Your goal: What you give back must match the records below exactly.

(Transcript entries for document pages)
□ □ □ □

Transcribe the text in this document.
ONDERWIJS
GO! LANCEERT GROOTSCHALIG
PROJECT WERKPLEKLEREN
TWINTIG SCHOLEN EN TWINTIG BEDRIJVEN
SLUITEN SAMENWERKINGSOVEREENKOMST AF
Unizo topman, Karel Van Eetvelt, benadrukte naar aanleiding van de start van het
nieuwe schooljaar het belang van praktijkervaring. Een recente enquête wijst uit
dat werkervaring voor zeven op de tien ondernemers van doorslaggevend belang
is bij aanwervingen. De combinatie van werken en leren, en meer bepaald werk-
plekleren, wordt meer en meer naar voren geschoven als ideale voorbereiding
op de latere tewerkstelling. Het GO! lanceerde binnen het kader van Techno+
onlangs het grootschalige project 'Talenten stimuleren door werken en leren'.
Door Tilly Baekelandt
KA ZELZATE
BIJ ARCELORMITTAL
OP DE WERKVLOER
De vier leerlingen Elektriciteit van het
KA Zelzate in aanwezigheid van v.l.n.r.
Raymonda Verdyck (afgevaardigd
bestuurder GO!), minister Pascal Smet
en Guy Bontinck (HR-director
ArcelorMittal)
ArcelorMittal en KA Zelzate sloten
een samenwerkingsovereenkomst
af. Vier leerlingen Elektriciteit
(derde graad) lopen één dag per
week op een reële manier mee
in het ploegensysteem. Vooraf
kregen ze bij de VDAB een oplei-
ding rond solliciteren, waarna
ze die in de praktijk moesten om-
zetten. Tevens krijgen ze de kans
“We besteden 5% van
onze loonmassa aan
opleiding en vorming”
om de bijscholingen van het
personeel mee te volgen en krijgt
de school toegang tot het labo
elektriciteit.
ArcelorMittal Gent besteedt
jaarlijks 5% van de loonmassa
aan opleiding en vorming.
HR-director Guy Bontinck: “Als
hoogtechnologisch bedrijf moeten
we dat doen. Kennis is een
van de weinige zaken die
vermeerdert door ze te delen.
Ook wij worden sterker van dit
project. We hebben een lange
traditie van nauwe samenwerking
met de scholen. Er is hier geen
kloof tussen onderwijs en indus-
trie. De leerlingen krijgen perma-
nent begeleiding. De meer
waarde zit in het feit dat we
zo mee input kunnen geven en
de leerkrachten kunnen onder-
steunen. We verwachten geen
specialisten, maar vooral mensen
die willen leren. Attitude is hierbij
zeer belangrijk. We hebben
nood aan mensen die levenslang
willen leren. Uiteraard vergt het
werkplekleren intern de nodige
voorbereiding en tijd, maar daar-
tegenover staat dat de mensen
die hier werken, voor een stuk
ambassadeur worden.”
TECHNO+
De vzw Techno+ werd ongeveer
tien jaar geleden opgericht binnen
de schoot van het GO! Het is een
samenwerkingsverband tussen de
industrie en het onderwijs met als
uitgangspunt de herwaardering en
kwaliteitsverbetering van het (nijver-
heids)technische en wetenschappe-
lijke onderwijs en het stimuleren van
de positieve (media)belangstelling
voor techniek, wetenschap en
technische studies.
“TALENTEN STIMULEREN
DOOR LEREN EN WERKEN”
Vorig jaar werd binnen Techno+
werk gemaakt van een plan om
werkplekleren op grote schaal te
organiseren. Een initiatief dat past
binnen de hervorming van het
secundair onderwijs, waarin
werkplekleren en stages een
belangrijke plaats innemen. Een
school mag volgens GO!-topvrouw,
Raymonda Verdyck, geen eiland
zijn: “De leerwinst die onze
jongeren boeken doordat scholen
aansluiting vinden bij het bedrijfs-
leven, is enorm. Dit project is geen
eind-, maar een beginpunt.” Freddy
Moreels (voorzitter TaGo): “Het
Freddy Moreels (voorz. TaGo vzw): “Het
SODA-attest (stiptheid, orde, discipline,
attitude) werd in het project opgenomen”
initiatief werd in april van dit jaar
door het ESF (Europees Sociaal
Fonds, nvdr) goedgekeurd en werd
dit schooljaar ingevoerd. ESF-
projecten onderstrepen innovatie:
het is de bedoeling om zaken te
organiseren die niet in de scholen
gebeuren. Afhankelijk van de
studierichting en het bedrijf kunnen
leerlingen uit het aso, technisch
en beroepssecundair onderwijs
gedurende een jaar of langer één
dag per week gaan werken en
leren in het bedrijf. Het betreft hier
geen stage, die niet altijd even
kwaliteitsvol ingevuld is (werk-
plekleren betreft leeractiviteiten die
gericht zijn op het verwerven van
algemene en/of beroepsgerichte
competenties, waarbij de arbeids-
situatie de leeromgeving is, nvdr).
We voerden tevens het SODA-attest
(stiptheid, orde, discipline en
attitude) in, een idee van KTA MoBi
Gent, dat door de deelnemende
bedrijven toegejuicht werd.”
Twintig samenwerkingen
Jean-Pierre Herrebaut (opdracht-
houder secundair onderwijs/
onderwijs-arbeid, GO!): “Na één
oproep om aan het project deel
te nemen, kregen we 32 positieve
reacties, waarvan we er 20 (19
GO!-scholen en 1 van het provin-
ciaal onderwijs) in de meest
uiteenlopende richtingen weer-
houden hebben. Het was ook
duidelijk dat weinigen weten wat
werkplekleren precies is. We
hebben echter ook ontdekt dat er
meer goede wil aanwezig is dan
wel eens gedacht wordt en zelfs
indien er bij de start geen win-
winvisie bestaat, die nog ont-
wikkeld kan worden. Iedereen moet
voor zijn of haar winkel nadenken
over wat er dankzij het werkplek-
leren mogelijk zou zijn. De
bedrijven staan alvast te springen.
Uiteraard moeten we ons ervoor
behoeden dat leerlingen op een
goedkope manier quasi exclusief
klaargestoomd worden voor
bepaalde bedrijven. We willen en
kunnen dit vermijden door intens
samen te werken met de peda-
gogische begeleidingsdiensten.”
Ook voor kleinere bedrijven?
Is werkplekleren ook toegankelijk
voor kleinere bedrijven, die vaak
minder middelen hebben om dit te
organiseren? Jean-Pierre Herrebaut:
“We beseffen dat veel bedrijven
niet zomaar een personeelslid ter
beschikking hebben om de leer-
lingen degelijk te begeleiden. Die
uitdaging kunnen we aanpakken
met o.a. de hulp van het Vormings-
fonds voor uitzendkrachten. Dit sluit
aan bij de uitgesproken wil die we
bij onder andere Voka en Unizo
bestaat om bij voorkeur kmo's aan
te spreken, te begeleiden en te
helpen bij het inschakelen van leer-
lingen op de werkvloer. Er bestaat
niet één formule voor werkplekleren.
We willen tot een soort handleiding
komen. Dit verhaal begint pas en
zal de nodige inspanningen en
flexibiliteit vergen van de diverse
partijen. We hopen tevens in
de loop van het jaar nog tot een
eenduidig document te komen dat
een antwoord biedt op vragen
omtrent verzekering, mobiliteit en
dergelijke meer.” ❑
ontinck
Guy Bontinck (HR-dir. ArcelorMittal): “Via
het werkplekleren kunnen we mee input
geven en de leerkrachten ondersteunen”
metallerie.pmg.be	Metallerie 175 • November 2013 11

□ □ □ □

Problem solution:
Transcribe the text in this document.
ONDERWIJS
GO! LANCEERT GROOTSCHALIG
PROJECT WERKPLEKLEREN
TWINTIG SCHOLEN EN TWINTIG BEDRIJVEN
SLUITEN SAMENWERKINGSOVEREENKOMST AF
Unizo topman, Karel Van Eetvelt, benadrukte naar aanleiding van de start van het
nieuwe schooljaar het belang van praktijkervaring. Een recente enquête wijst uit
dat werkervaring voor zeven op de tien ondernemers van doorslaggevend belang
is bij aanwervingen. De combinatie van werken en leren, en meer bepaald werk-
plekleren, wordt meer en meer naar voren geschoven als ideale voorbereiding
op de latere tewerkstelling. Het GO! lanceerde binnen het kader van Techno+
onlangs het grootschalige project 'Talenten stimuleren door werken en leren'.
Door Tilly Baekelandt
KA ZELZATE
BIJ ARCELORMITTAL
OP DE WERKVLOER
De vier leerlingen Elektriciteit van het
KA Zelzate in aanwezigheid van v.l.n.r.
Raymonda Verdyck (afgevaardigd
bestuurder GO!), minister Pascal Smet
en Guy Bontinck (HR-director
ArcelorMittal)
ArcelorMittal en KA Zelzate sloten
een samenwerkingsovereenkomst
af. Vier leerlingen Elektriciteit
(derde graad) lopen één dag per
week op een reële manier mee
in het ploegensysteem. Vooraf
kregen ze bij de VDAB een oplei-
ding rond solliciteren, waarna
ze die in de praktijk moesten om-
zetten. Tevens krijgen ze de kans
“We besteden 5% van
onze loonmassa aan
opleiding en vorming”
om de bijscholingen van het
personeel mee te volgen en krijgt
de school toegang tot het labo
elektriciteit.
ArcelorMittal Gent besteedt
jaarlijks 5% van de loonmassa
aan opleiding en vorming.
HR-director Guy Bontinck: “Als
hoogtechnologisch bedrijf moeten
we dat doen. Kennis is een
van de weinige zaken die
vermeerdert door ze te delen.
Ook wij worden sterker van dit
project. We hebben een lange
traditie van nauwe samenwerking
met de scholen. Er is hier geen
kloof tussen onderwijs en indus-
trie. De leerlingen krijgen perma-
nent begeleiding. De meer
waarde zit in het feit dat we
zo mee input kunnen geven en
de leerkrachten kunnen onder-
steunen. We verwachten geen
specialisten, maar vooral mensen
die willen leren. Attitude is hierbij
zeer belangrijk. We hebben
nood aan mensen die levenslang
willen leren. Uiteraard vergt het
werkplekleren intern de nodige
voorbereiding en tijd, maar daar-
tegenover staat dat de mensen
die hier werken, voor een stuk
ambassadeur worden.”
TECHNO+
De vzw Techno+ werd ongeveer
tien jaar geleden opgericht binnen
de schoot van het GO! Het is een
samenwerkingsverband tussen de
industrie en het onderwijs met als
uitgangspunt de herwaardering en
kwaliteitsverbetering van het (nijver-
heids)technische en wetenschappe-
lijke onderwijs en het stimuleren van
de positieve (media)belangstelling
voor techniek, wetenschap en
technische studies.
“TALENTEN STIMULEREN
DOOR LEREN EN WERKEN”
Vorig jaar werd binnen Techno+
werk gemaakt van een plan om
werkplekleren op grote schaal te
organiseren. Een initiatief dat past
binnen de hervorming van het
secundair onderwijs, waarin
werkplekleren en stages een
belangrijke plaats innemen. Een
school mag volgens GO!-topvrouw,
Raymonda Verdyck, geen eiland
zijn: “De leerwinst die onze
jongeren boeken doordat scholen
aansluiting vinden bij het bedrijfs-
leven, is enorm. Dit project is geen
eind-, maar een beginpunt.” Freddy
Moreels (voorzitter TaGo): “Het
Freddy Moreels (voorz. TaGo vzw): “Het
SODA-attest (stiptheid, orde, discipline,
attitude) werd in het project opgenomen”
initiatief werd in april van dit jaar
door het ESF (Europees Sociaal
Fonds, nvdr) goedgekeurd en werd
dit schooljaar ingevoerd. ESF-
projecten onderstrepen innovatie:
het is de bedoeling om zaken te
organiseren die niet in de scholen
gebeuren. Afhankelijk van de
studierichting en het bedrijf kunnen
leerlingen uit het aso, technisch
en beroepssecundair onderwijs
gedurende een jaar of langer één
dag per week gaan werken en
leren in het bedrijf. Het betreft hier
geen stage, die niet altijd even
kwaliteitsvol ingevuld is (werk-
plekleren betreft leeractiviteiten die
gericht zijn op het verwerven van
algemene en/of beroepsgerichte
competenties, waarbij de arbeids-
situatie de leeromgeving is, nvdr).
We voerden tevens het SODA-attest
(stiptheid, orde, discipline en
attitude) in, een idee van KTA MoBi
Gent, dat door de deelnemende
bedrijven toegejuicht werd.”
Twintig samenwerkingen
Jean-Pierre Herrebaut (opdracht-
houder secundair onderwijs/
onderwijs-arbeid, GO!): “Na één
oproep om aan het project deel
te nemen, kregen we 32 positieve
reacties, waarvan we er 20 (19
GO!-scholen en 1 van het provin-
ciaal onderwijs) in de meest
uiteenlopende richtingen weer-
houden hebben. Het was ook
duidelijk dat weinigen weten wat
werkplekleren precies is. We
hebben echter ook ontdekt dat er
meer goede wil aanwezig is dan
wel eens gedacht wordt en zelfs
indien er bij de start geen win-
winvisie bestaat, die nog ont-
wikkeld kan worden. Iedereen moet
voor zijn of haar winkel nadenken
over wat er dankzij het werkplek-
leren mogelijk zou zijn. De
bedrijven staan alvast te springen.
Uiteraard moeten we ons ervoor
behoeden dat leerlingen op een
goedkope manier quasi exclusief
klaargestoomd worden voor
bepaalde bedrijven. We willen en
kunnen dit vermijden door intens
samen te werken met de peda-
gogische begeleidingsdiensten.”
Ook voor kleinere bedrijven?
Is werkplekleren ook toegankelijk
voor kleinere bedrijven, die vaak
minder middelen hebben om dit te
organiseren? Jean-Pierre Herrebaut:
“We beseffen dat veel bedrijven
niet zomaar een personeelslid ter
beschikking hebben om de leer-
lingen degelijk te begeleiden. Die
uitdaging kunnen we aanpakken
met o.a. de hulp van het Vormings-
fonds voor uitzendkrachten. Dit sluit
aan bij de uitgesproken wil die we
bij onder andere Voka en Unizo
bestaat om bij voorkeur kmo's aan
te spreken, te begeleiden en te
helpen bij het inschakelen van leer-
lingen op de werkvloer. Er bestaat
niet één formule voor werkplekleren.
We willen tot een soort handleiding
komen. Dit verhaal begint pas en
zal de nodige inspanningen en
flexibiliteit vergen van de diverse
partijen. We hopen tevens in
de loop van het jaar nog tot een
eenduidig document te komen dat
een antwoord biedt op vragen
omtrent verzekering, mobiliteit en
dergelijke meer.” ❑
ontinck
Guy Bontinck (HR-dir. ArcelorMittal): “Via
het werkplekleren kunnen we mee input
geven en de leerkrachten ondersteunen”
metallerie.pmg.be	Metallerie 175 • November 2013 11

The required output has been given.